● **Data records**:
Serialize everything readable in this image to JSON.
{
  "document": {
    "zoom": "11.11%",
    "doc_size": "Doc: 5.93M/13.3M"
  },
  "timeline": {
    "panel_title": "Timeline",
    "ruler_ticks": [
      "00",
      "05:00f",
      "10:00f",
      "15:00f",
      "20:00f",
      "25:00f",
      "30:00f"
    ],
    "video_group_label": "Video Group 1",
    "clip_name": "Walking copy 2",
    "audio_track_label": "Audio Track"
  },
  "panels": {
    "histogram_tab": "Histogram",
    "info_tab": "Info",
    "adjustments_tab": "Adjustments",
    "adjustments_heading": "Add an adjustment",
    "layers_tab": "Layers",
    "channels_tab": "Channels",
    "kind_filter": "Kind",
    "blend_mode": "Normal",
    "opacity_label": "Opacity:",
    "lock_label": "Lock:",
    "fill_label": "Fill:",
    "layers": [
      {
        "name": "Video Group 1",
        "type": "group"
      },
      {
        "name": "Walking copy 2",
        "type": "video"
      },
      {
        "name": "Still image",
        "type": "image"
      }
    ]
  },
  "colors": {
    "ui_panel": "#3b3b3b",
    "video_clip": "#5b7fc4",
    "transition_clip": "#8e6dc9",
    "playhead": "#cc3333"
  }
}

● **What the exercise asks**: Would you reproduce all the entries exactly?

● **The result**:
Serialize everything readable in this image to JSON.
{
  "document": {
    "zoom": "11.11%",
    "doc_size": "Doc: 5.93M/13.3M"
  },
  "timeline": {
    "panel_title": "Timeline",
    "ruler_ticks": [
      "00",
      "05:00f",
      "10:00f",
      "15:00f",
      "20:00f",
      "25:00f",
      "30:00f"
    ],
    "video_group_label": "Video Group 1",
    "clip_name": "Walking copy 2",
    "audio_track_label": "Audio Track"
  },
  "panels": {
    "histogram_tab": "Histogram",
    "info_tab": "Info",
    "adjustments_tab": "Adjustments",
    "adjustments_heading": "Add an adjustment",
    "layers_tab": "Layers",
    "channels_tab": "Channels",
    "kind_filter": "Kind",
    "blend_mode": "Normal",
    "opacity_label": "Opacity:",
    "lock_label": "Lock:",
    "fill_label": "Fill:",
    "layers": [
      {
        "name": "Video Group 1",
        "type": "group"
      },
      {
        "name": "Walking copy 2",
        "type": "video"
      },
      {
        "name": "Still image",
        "type": "image"
      }
    ]
  },
  "colors": {
    "ui_panel": "#3b3b3b",
    "video_clip": "#5b7fc4",
    "transition_clip": "#8e6dc9",
    "playhead": "#cc3333"
  }
}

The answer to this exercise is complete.